● **Aim of the exercise**
Pull out every line below that holds the word "down".
[BEGIN]
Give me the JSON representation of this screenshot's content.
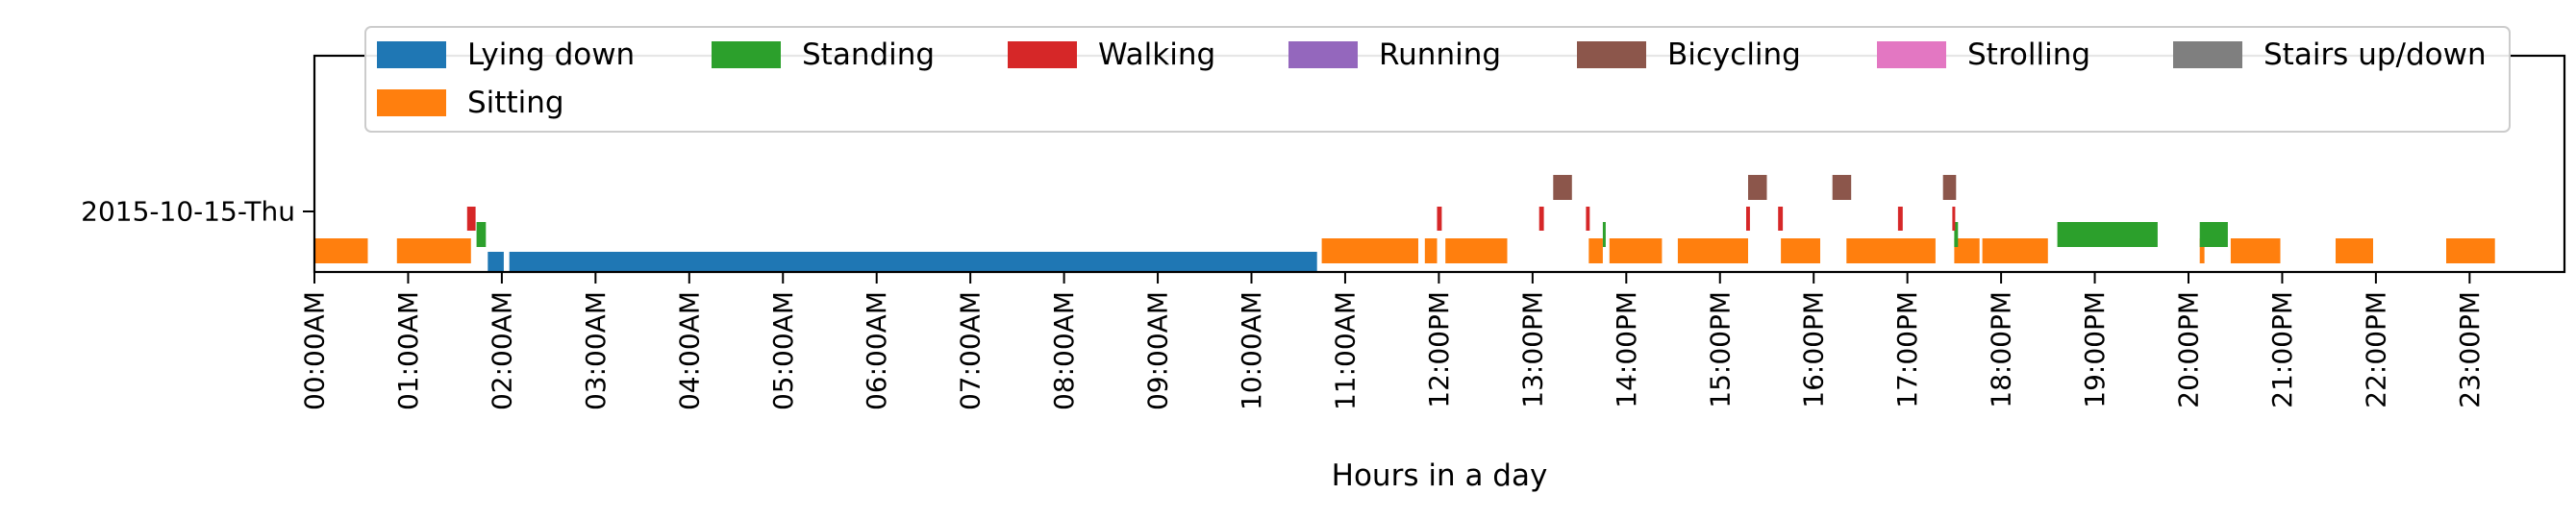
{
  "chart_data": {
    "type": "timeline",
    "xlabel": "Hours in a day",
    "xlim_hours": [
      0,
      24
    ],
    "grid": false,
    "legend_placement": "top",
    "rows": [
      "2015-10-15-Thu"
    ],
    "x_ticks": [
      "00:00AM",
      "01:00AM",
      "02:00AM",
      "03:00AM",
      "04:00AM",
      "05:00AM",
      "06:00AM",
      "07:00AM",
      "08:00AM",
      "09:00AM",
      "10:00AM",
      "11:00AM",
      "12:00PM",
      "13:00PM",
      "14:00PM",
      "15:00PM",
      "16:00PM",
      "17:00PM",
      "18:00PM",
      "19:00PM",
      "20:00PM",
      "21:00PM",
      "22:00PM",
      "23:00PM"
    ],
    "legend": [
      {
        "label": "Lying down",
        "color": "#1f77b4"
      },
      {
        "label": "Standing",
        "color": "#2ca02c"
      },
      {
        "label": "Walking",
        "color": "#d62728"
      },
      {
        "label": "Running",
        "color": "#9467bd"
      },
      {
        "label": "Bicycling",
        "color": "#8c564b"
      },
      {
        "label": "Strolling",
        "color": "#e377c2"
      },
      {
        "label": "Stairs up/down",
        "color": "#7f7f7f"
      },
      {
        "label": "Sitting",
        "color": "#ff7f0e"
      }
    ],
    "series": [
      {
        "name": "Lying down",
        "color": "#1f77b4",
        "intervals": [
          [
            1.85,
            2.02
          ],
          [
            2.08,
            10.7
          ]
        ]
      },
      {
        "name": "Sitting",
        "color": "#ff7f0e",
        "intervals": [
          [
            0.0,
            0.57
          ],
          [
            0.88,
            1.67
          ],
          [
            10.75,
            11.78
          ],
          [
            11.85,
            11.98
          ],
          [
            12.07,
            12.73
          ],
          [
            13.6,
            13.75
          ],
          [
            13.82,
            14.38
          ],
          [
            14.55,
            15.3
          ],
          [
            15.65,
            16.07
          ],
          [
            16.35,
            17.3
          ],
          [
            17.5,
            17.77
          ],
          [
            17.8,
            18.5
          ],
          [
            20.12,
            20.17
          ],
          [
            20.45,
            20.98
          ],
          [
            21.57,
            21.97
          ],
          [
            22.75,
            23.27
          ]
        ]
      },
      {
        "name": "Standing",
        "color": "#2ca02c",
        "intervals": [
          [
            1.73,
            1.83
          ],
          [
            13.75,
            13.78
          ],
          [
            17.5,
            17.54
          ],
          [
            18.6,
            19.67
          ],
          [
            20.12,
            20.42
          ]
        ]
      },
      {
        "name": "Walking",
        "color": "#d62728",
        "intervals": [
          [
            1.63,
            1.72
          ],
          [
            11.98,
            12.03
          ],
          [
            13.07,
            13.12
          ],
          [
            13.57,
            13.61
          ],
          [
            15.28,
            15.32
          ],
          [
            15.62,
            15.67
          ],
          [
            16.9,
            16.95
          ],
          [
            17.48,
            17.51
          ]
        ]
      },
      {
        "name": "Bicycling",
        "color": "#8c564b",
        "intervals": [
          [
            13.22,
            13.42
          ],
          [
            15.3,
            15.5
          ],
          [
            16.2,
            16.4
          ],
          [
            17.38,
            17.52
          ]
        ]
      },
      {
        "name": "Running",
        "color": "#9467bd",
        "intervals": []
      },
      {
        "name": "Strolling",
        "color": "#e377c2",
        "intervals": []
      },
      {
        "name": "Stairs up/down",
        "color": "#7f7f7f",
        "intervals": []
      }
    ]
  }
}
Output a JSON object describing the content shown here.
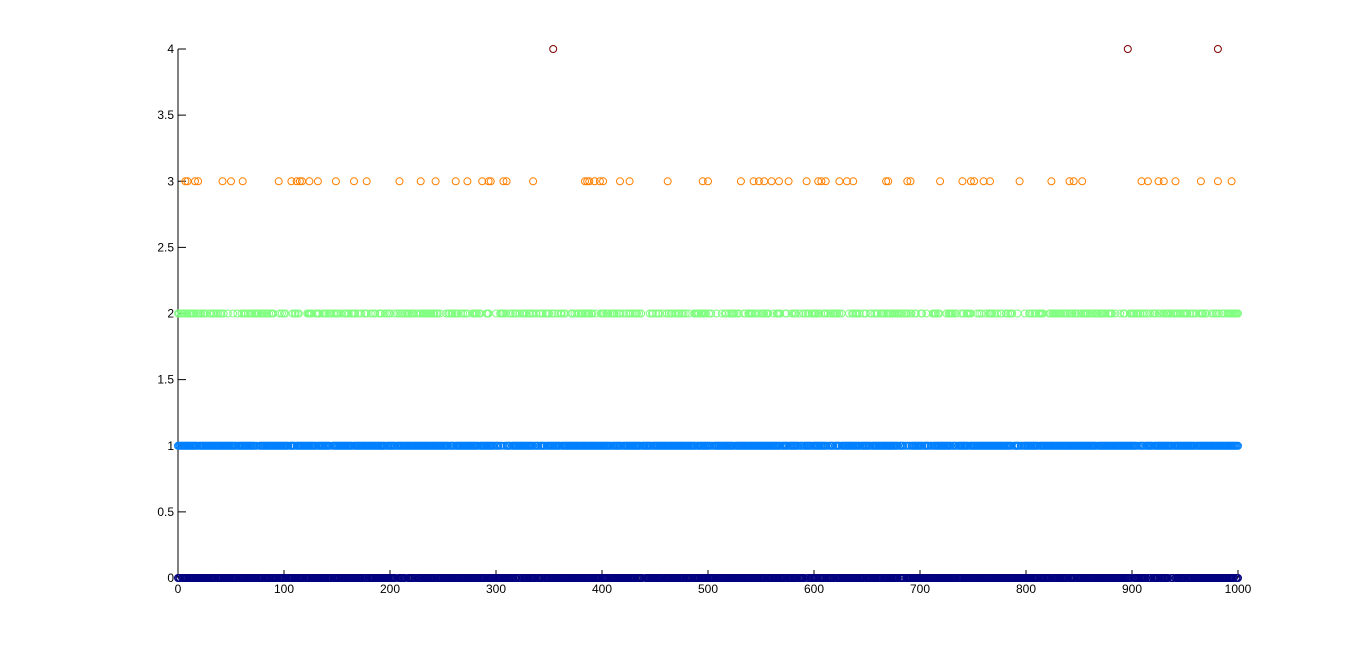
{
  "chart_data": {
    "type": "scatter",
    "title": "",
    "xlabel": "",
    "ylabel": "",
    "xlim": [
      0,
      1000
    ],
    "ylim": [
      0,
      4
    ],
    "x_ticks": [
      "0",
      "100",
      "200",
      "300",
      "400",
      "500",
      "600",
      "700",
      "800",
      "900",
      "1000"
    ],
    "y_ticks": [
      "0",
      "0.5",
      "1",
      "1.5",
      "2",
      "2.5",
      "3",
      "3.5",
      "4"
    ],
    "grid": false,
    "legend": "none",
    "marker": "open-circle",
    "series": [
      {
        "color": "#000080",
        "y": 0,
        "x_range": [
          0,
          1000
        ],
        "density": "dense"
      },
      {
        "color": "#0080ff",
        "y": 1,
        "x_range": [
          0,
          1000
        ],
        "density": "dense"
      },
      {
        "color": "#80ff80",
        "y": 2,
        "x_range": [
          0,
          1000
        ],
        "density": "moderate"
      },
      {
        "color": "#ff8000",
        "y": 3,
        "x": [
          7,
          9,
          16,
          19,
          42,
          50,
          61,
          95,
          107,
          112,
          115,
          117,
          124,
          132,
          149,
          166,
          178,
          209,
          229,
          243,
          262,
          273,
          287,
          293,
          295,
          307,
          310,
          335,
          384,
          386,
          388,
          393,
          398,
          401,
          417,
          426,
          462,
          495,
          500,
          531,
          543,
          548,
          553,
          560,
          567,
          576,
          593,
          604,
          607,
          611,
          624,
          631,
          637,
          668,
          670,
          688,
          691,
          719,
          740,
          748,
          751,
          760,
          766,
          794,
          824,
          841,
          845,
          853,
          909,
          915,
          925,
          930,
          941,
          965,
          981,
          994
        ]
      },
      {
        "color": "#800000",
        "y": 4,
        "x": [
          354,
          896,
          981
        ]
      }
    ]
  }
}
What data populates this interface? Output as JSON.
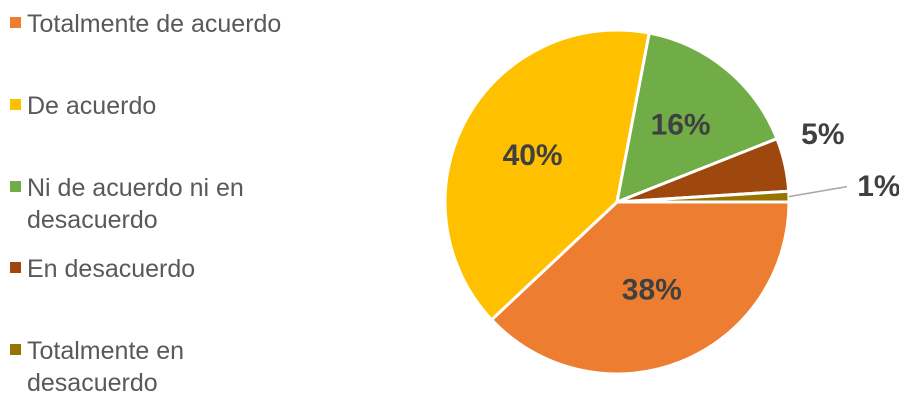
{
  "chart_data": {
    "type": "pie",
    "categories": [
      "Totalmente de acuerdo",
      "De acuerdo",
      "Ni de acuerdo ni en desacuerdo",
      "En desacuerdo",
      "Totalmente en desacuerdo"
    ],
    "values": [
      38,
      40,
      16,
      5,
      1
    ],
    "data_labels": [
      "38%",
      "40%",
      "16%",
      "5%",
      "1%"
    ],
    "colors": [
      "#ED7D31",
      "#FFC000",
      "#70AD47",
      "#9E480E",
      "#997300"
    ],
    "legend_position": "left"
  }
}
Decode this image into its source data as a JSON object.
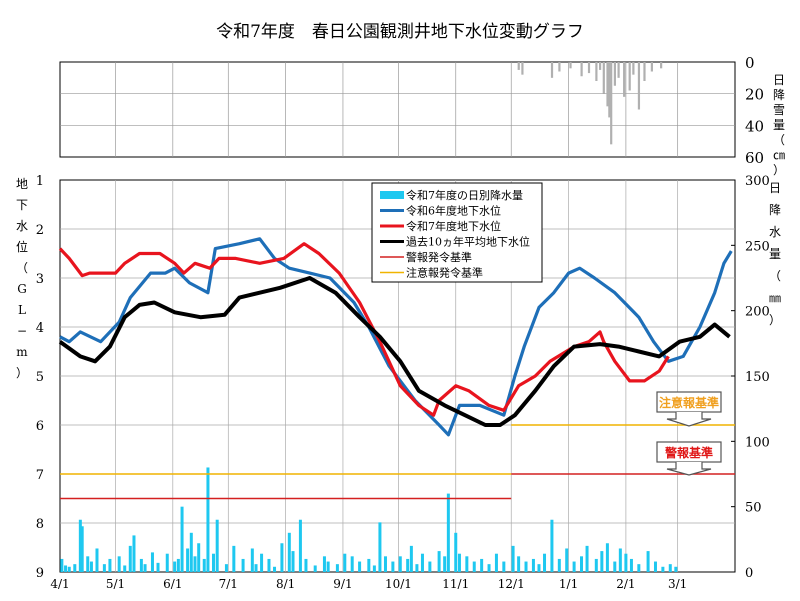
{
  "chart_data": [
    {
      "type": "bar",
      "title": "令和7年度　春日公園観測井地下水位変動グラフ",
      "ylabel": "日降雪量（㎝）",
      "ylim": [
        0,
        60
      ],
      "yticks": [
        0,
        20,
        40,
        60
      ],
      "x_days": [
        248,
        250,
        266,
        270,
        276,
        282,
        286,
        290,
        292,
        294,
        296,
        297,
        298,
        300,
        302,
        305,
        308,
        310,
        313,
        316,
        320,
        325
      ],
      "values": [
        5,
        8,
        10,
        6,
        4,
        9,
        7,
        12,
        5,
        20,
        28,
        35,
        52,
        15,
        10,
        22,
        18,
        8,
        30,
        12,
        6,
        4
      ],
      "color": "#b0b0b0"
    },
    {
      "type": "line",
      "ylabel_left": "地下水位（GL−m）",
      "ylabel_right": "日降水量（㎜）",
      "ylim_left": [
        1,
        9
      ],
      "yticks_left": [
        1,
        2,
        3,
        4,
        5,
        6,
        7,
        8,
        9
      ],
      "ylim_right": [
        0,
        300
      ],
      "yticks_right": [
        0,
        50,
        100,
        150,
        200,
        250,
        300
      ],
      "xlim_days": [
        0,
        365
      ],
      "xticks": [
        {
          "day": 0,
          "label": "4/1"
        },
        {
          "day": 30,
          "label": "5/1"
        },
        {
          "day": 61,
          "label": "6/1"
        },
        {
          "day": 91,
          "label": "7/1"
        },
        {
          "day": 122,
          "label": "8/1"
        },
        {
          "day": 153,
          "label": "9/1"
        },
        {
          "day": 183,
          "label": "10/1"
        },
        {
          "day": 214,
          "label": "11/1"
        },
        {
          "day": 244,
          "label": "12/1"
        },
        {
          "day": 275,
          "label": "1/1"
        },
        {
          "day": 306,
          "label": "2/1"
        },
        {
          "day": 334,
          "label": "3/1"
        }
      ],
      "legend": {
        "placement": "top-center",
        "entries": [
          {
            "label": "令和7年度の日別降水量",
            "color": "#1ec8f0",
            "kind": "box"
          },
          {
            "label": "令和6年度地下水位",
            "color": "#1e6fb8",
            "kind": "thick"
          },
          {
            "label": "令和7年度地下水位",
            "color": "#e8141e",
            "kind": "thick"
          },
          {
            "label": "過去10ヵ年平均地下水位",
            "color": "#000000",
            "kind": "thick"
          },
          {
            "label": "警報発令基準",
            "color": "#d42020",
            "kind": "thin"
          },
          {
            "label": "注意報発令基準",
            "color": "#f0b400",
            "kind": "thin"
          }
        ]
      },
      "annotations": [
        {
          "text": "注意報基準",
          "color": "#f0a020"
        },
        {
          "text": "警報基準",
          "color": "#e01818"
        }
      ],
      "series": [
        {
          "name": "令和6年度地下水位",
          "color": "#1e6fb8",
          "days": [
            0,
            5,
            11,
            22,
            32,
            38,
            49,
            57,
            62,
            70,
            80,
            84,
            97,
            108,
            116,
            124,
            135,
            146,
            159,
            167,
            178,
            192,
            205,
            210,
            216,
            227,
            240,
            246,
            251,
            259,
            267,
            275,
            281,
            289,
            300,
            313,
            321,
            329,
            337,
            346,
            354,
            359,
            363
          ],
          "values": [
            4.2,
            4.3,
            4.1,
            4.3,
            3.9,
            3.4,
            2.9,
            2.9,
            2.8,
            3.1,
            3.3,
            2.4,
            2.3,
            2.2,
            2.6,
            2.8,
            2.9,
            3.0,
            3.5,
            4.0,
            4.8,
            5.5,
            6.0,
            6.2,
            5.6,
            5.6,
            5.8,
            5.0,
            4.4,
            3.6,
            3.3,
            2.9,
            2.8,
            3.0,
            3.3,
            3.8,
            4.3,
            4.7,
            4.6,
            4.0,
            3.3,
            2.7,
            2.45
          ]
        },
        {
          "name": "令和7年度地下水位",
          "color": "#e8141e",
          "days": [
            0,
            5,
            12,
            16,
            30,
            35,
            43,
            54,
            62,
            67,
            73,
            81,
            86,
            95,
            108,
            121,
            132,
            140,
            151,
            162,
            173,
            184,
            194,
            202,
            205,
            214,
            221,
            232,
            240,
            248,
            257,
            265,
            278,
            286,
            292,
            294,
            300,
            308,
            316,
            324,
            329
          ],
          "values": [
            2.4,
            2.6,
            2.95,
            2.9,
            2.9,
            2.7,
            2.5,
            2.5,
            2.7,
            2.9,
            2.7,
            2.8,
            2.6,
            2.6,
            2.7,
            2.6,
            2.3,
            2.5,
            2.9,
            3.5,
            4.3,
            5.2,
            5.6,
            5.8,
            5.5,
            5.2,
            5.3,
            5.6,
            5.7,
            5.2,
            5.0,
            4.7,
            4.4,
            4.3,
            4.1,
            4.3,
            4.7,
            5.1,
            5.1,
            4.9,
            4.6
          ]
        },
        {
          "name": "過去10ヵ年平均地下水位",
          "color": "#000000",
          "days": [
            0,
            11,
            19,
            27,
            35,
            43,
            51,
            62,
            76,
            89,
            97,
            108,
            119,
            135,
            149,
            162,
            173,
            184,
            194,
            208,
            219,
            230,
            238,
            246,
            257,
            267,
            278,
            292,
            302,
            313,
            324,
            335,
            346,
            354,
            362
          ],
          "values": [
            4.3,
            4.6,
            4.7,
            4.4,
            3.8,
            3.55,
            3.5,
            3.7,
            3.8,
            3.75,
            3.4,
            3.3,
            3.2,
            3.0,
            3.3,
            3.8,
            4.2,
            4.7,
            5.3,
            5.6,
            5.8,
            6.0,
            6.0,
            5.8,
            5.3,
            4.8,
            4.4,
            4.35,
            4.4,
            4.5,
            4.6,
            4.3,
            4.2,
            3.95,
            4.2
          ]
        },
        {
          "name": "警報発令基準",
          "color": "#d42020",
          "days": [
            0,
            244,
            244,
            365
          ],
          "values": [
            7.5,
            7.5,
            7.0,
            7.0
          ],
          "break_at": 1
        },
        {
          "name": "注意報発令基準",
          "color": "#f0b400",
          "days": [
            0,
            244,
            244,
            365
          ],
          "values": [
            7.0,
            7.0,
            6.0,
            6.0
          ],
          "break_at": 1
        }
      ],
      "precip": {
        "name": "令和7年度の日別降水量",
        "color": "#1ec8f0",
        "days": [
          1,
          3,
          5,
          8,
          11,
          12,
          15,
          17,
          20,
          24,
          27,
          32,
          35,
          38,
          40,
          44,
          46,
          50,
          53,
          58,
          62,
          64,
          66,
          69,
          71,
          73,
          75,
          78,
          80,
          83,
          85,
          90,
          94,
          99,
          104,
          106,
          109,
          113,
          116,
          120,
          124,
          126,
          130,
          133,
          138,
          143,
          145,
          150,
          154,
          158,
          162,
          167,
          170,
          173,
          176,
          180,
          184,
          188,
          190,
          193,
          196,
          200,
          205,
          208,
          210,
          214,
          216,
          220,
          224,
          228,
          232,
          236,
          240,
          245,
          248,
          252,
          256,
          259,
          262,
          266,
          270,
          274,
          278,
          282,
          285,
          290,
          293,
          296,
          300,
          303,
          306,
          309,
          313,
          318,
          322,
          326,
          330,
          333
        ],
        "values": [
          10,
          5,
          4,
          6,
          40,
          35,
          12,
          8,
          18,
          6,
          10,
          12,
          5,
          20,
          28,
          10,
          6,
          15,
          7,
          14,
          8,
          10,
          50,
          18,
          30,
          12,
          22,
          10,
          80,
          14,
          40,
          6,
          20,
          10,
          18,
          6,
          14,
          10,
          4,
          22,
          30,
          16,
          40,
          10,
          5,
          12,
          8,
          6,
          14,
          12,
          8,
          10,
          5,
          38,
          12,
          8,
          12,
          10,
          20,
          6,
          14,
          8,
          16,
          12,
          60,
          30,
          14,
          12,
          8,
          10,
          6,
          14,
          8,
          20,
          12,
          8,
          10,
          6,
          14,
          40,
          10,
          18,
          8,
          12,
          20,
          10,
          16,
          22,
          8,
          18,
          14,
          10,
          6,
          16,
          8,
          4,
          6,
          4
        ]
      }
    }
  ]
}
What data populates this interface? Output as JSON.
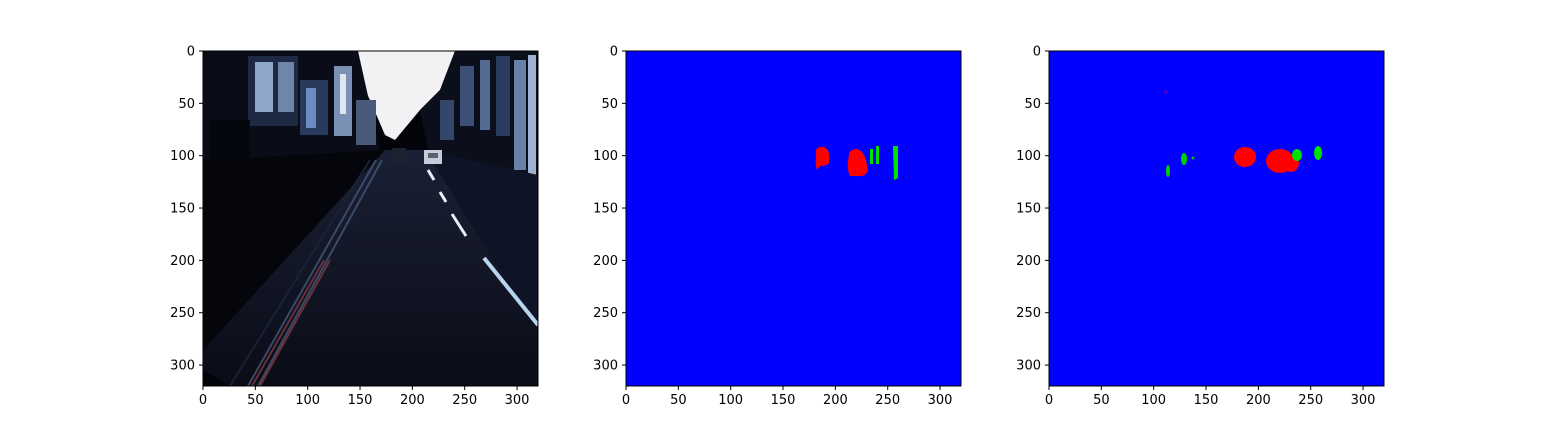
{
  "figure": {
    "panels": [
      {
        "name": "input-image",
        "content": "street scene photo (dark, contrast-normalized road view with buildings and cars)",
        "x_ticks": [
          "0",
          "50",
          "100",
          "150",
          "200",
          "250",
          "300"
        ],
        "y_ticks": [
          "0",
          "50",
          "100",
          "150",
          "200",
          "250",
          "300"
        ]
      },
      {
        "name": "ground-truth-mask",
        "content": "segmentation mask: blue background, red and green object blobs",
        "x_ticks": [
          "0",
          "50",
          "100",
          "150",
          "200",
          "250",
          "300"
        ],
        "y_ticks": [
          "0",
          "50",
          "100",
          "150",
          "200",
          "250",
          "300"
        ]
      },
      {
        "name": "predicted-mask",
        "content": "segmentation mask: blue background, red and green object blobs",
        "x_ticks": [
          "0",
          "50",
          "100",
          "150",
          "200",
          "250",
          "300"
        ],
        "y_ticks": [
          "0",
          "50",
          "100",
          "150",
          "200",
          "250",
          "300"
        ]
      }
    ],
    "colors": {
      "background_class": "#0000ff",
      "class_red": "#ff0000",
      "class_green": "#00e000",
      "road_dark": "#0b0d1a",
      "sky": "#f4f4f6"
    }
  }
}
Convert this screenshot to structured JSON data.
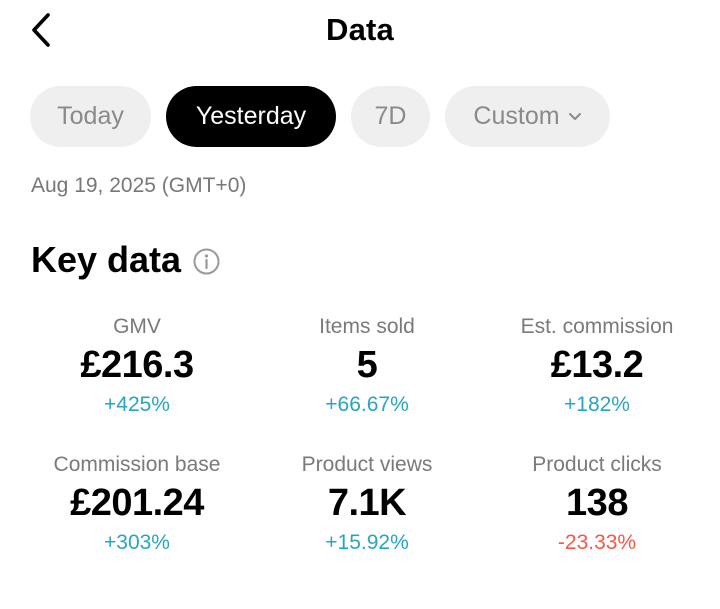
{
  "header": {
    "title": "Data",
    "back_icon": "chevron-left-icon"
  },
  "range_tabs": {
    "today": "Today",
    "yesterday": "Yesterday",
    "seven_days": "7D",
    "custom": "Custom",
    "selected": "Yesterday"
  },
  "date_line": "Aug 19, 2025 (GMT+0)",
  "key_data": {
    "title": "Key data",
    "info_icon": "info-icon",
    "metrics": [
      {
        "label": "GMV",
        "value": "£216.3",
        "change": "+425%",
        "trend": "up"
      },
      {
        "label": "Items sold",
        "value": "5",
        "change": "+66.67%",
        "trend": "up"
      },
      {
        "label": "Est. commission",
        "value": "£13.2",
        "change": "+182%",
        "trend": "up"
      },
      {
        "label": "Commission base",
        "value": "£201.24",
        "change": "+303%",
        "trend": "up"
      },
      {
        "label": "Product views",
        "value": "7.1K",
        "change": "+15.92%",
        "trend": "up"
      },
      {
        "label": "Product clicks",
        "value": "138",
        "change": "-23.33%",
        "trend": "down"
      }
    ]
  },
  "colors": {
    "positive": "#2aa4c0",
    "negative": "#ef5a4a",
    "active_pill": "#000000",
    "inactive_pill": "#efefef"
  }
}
[END]
● **Answer to the task**
        "label": "Lying down",
        "label": "Stairs up/down",
        "name": "Lying down",
        "name": "Stairs up/down",
        "trend": "down"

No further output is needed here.